• **Brief**
Filter for the word "области" and keep each matching line.

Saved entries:
===

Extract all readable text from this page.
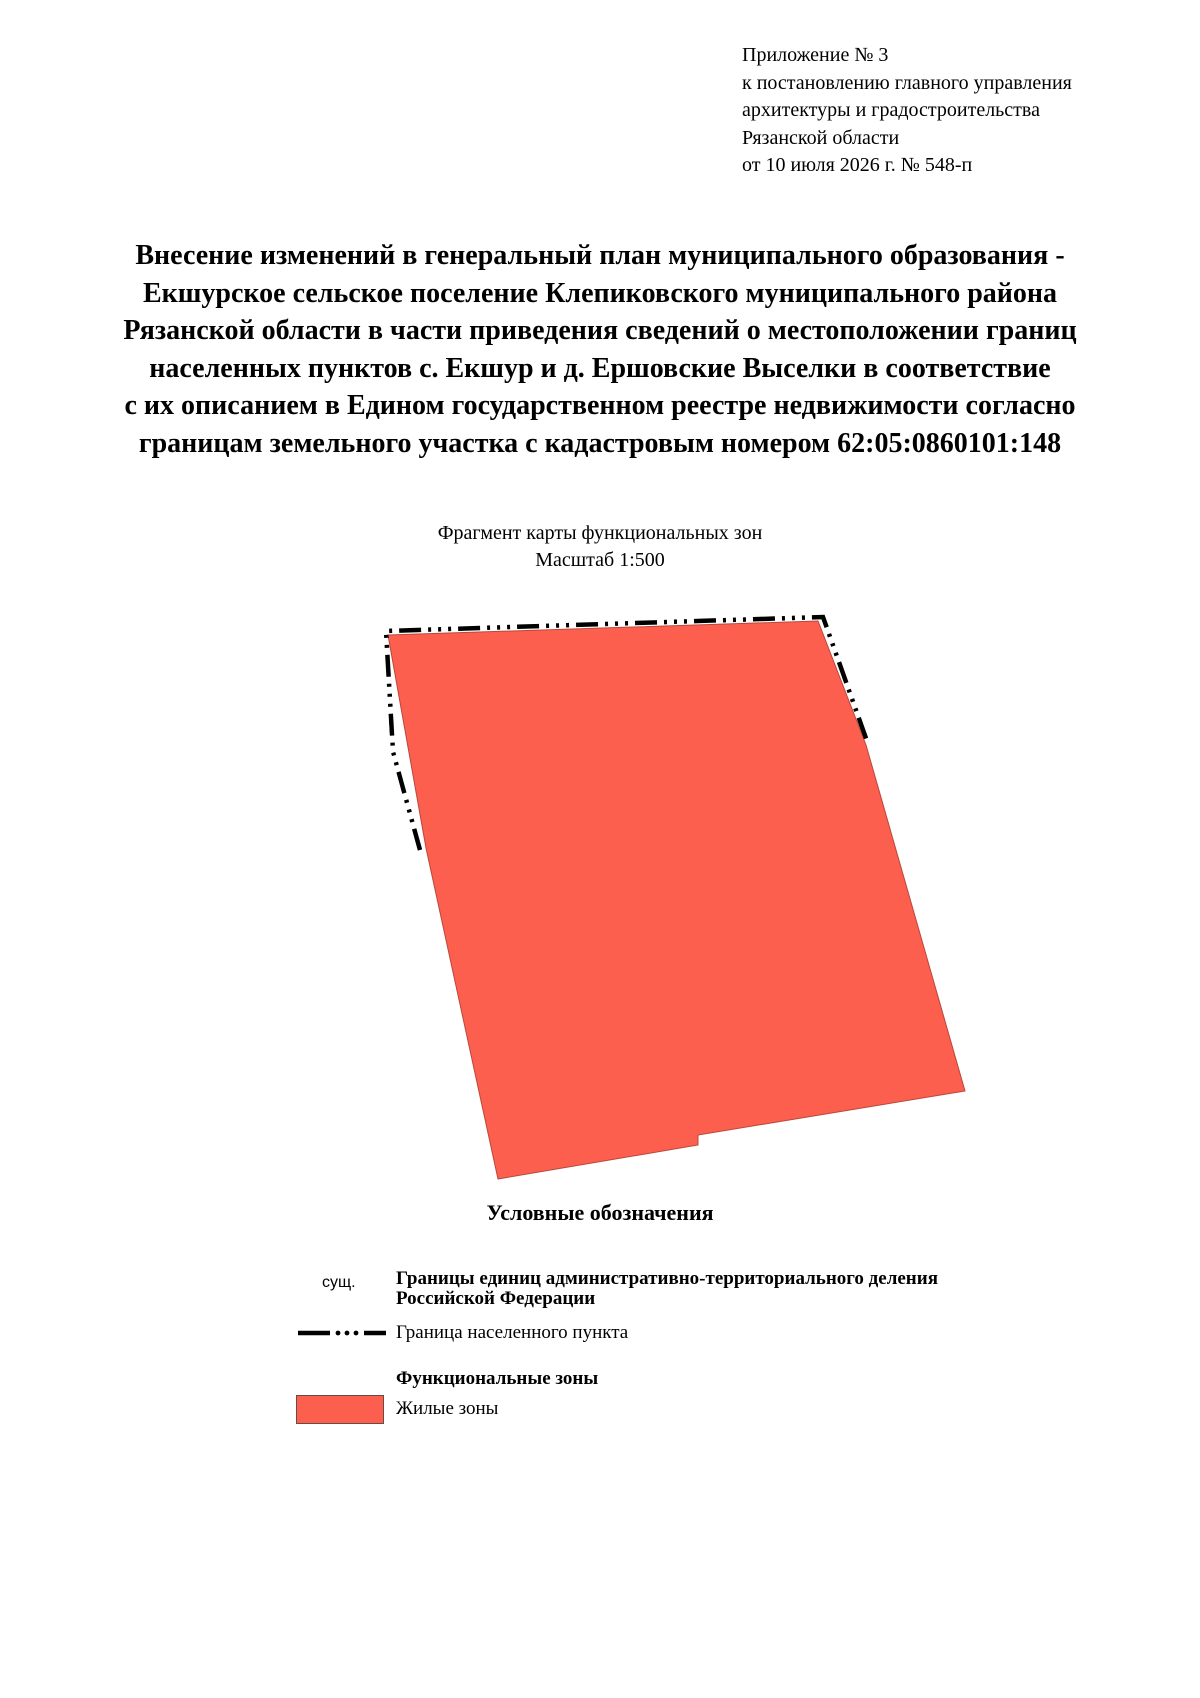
Приложение № 3
к постановлению главного управления
архитектуры и градостроительства
Рязанской области
от 10 июля 2026 г. № 548-п
Внесение изменений в генеральный план муниципального образования -
Екшурское сельское поселение Клепиковского муниципального района
Рязанской области в части приведения сведений о местоположении границ
населенных пунктов с. Екшур и д. Ершовские Выселки в соответствие
с их описанием в Едином государственном реестре недвижимости согласно
границам земельного участка с кадастровым номером 62:05:0860101:148
Фрагмент карты функциональных зон
Масштаб 1:500
Условные обозначения
сущ. Границы единиц административно-территориального деления Российской Федерации
Граница населенного пункта
Функциональные зоны
Жилые зоны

===

• **Exercise response**
Рязанской области
Рязанской области в части приведения сведений о местоположении границ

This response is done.